Objective
Transcribe all the records exactly and omit any images they hold.

Supplied information
^^^^
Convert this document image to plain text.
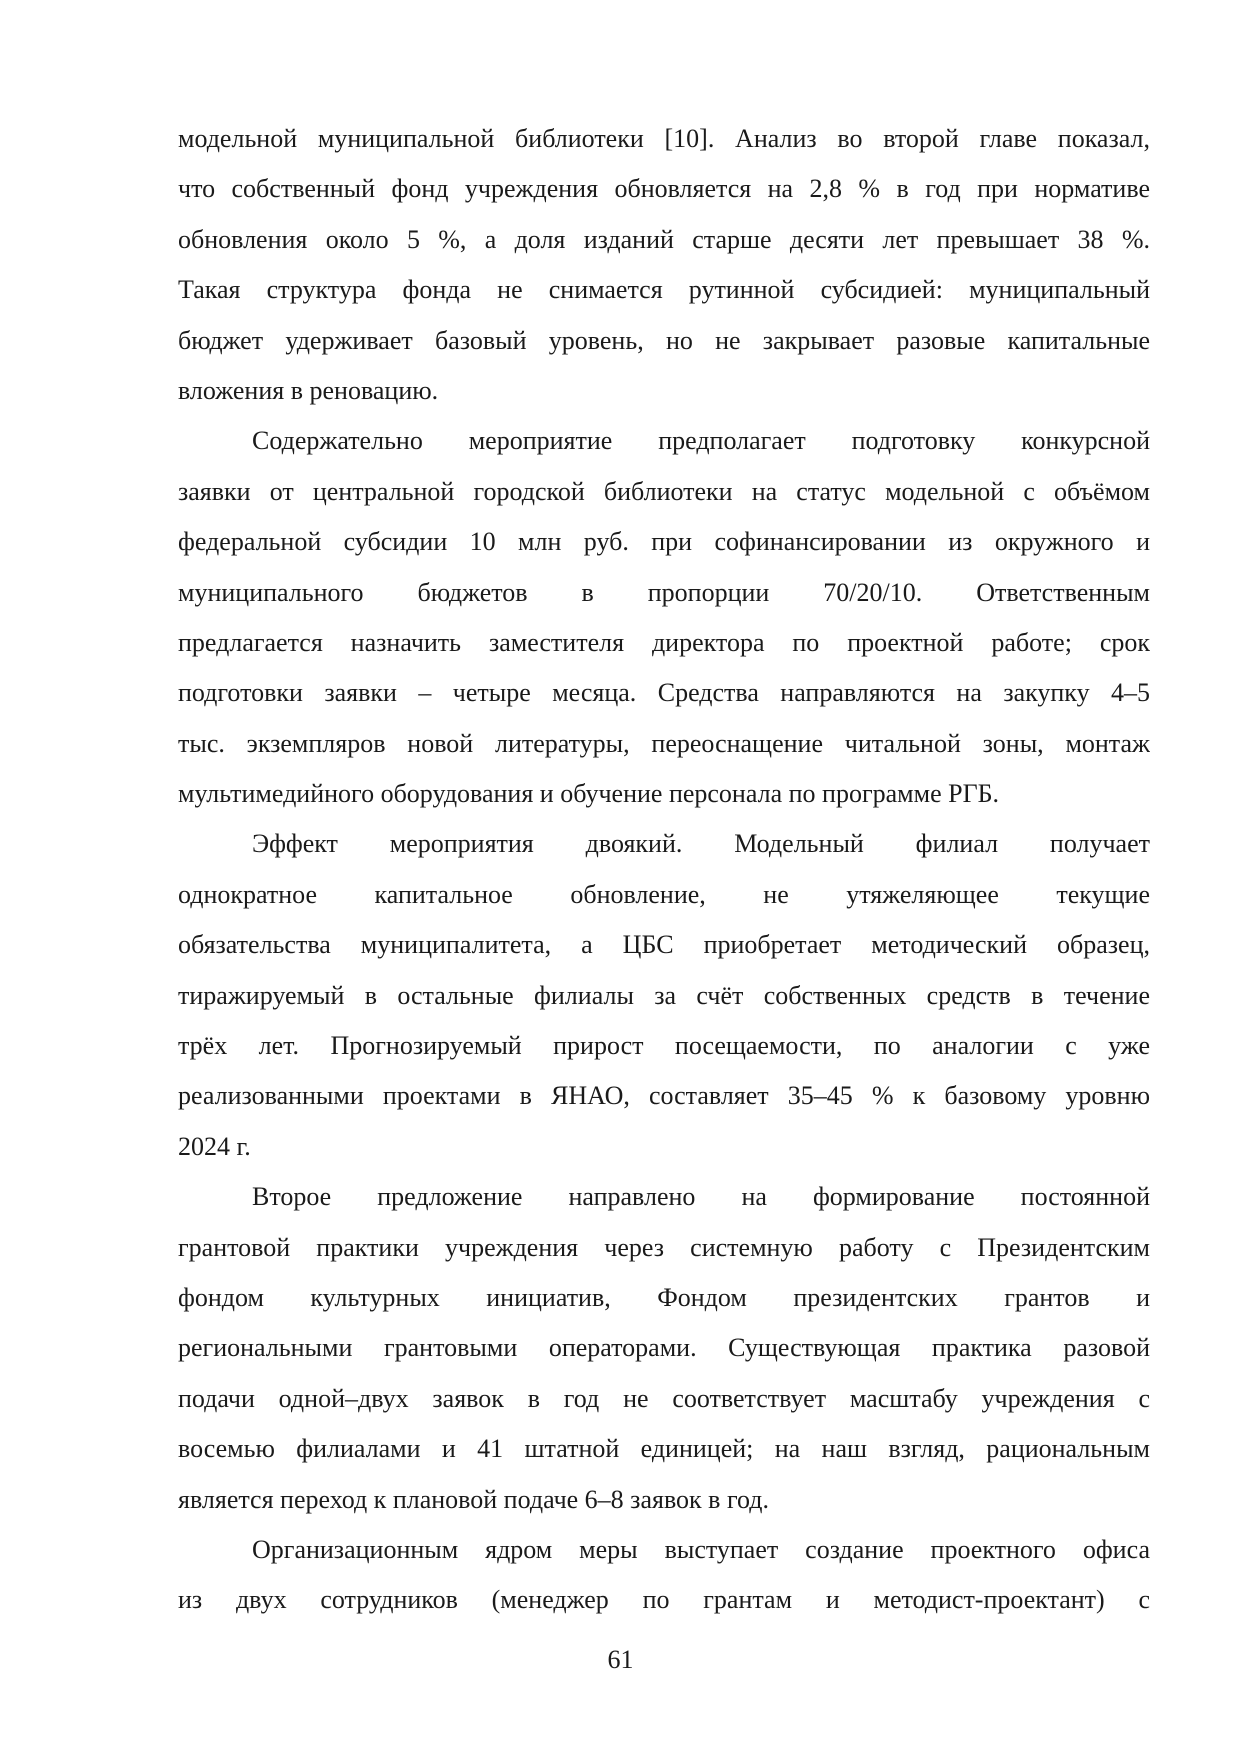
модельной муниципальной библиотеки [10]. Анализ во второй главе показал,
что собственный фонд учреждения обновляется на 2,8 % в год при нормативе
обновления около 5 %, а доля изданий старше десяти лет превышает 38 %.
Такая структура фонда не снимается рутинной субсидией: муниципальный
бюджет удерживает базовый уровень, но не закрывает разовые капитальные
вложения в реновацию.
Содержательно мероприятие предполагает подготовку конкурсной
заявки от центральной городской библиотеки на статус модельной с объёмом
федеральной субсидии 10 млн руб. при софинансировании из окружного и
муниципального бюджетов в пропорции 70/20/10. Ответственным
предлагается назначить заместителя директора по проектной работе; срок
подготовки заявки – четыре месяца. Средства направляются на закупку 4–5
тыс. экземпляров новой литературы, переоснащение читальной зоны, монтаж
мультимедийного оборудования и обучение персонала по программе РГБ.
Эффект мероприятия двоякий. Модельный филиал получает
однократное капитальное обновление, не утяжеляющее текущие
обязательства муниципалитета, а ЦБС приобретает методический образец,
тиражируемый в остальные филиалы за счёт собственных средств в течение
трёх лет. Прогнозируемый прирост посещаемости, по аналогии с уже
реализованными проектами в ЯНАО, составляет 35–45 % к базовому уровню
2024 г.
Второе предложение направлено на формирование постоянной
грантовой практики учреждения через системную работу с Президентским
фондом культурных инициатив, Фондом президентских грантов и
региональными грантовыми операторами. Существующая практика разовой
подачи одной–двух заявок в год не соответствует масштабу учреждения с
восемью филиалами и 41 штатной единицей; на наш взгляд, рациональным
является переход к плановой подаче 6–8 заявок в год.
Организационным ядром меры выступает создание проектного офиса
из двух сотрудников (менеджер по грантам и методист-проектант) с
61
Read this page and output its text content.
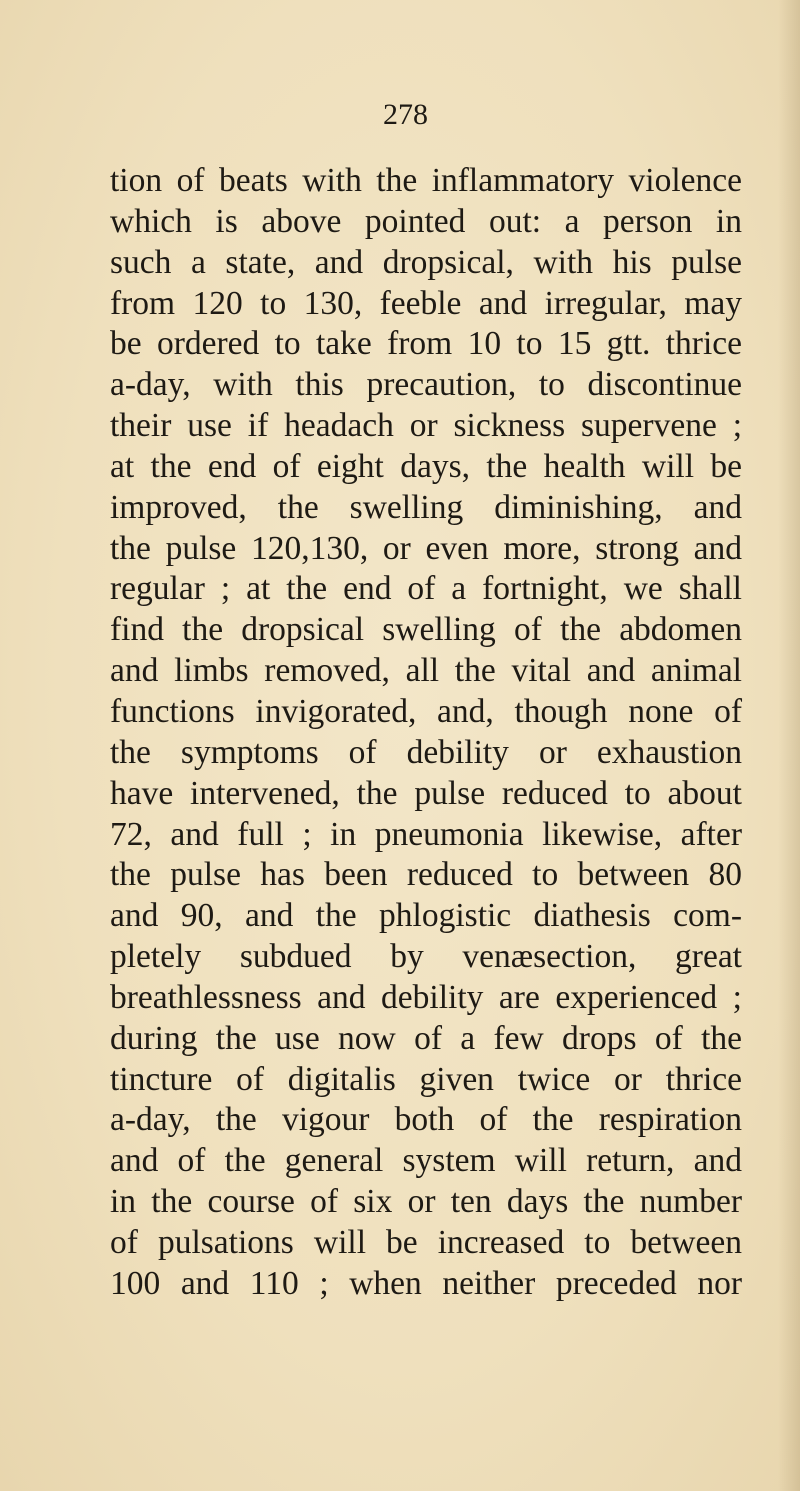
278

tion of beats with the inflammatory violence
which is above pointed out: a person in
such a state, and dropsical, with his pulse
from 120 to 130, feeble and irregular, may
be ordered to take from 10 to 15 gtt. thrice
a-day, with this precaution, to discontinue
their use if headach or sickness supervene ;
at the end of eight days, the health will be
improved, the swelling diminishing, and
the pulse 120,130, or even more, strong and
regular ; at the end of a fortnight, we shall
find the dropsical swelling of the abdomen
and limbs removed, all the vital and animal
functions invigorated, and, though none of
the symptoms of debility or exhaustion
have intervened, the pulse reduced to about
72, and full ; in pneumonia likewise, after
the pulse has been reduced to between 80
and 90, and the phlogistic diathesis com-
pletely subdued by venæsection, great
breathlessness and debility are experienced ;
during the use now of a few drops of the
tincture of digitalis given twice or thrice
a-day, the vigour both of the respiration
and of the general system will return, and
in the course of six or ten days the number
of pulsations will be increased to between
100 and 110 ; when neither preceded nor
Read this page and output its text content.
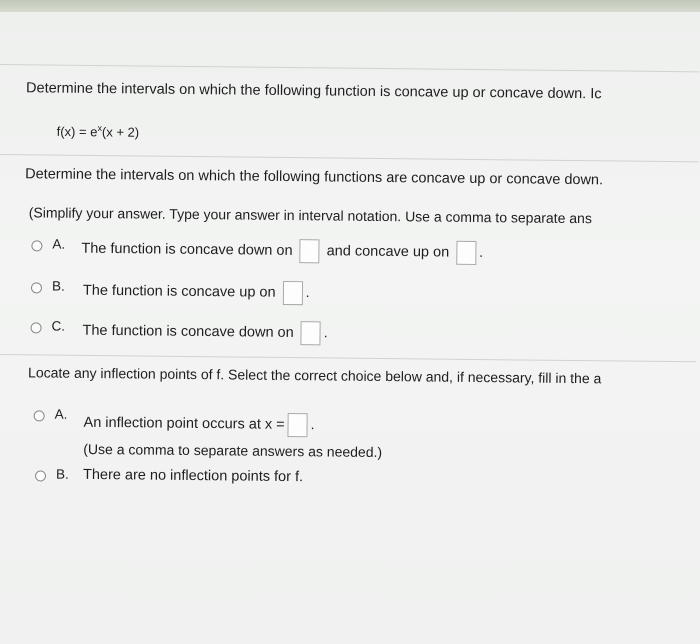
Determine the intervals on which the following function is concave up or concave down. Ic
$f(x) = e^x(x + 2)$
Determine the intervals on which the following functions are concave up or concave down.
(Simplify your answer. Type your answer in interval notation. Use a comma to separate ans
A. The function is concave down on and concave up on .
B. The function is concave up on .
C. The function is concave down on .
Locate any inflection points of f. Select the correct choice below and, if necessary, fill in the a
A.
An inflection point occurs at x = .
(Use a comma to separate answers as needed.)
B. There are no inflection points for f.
^^^^
The result
Convert this document image to plain text.
модельной муниципальной библиотеки [10]. Анализ во второй главе показал,
что собственный фонд учреждения обновляется на 2,8 % в год при нормативе
обновления около 5 %, а доля изданий старше десяти лет превышает 38 %.
Такая структура фонда не снимается рутинной субсидией: муниципальный
бюджет удерживает базовый уровень, но не закрывает разовые капитальные
вложения в реновацию.
Содержательно мероприятие предполагает подготовку конкурсной
заявки от центральной городской библиотеки на статус модельной с объёмом
федеральной субсидии 10 млн руб. при софинансировании из окружного и
муниципального бюджетов в пропорции 70/20/10. Ответственным
предлагается назначить заместителя директора по проектной работе; срок
подготовки заявки – четыре месяца. Средства направляются на закупку 4–5
тыс. экземпляров новой литературы, переоснащение читальной зоны, монтаж
мультимедийного оборудования и обучение персонала по программе РГБ.
Эффект мероприятия двоякий. Модельный филиал получает
однократное капитальное обновление, не утяжеляющее текущие
обязательства муниципалитета, а ЦБС приобретает методический образец,
тиражируемый в остальные филиалы за счёт собственных средств в течение
трёх лет. Прогнозируемый прирост посещаемости, по аналогии с уже
реализованными проектами в ЯНАО, составляет 35–45 % к базовому уровню
2024 г.
Второе предложение направлено на формирование постоянной
грантовой практики учреждения через системную работу с Президентским
фондом культурных инициатив, Фондом президентских грантов и
региональными грантовыми операторами. Существующая практика разовой
подачи одной–двух заявок в год не соответствует масштабу учреждения с
восемью филиалами и 41 штатной единицей; на наш взгляд, рациональным
является переход к плановой подаче 6–8 заявок в год.
Организационным ядром меры выступает создание проектного офиса
из двух сотрудников (менеджер по грантам и методист-проектант) с
61
Read this page and output its text content.
278

tion of beats with the inflammatory violence
which is above pointed out: a person in
such a state, and dropsical, with his pulse
from 120 to 130, feeble and irregular, may
be ordered to take from 10 to 15 gtt. thrice
a-day, with this precaution, to discontinue
their use if headach or sickness supervene ;
at the end of eight days, the health will be
improved, the swelling diminishing, and
the pulse 120,130, or even more, strong and
regular ; at the end of a fortnight, we shall
find the dropsical swelling of the abdomen
and limbs removed, all the vital and animal
functions invigorated, and, though none of
the symptoms of debility or exhaustion
have intervened, the pulse reduced to about
72, and full ; in pneumonia likewise, after
the pulse has been reduced to between 80
and 90, and the phlogistic diathesis com-
pletely subdued by venæsection, great
breathlessness and debility are experienced ;
during the use now of a few drops of the
tincture of digitalis given twice or thrice
a-day, the vigour both of the respiration
and of the general system will return, and
in the course of six or ten days the number
of pulsations will be increased to between
100 and 110 ; when neither preceded nor
Read this page and output its text content.
Determine the intervals on which the following function is concave up or concave down. Ic
$f(x) = e^x(x + 2)$
Determine the intervals on which the following functions are concave up or concave down.
(Simplify your answer. Type your answer in interval notation. Use a comma to separate ans
A. The function is concave down on and concave up on .
B. The function is concave up on .
C. The function is concave down on .
Locate any inflection points of f. Select the correct choice below and, if necessary, fill in the a
A.
An inflection point occurs at x = .
(Use a comma to separate answers as needed.)
B. There are no inflection points for f.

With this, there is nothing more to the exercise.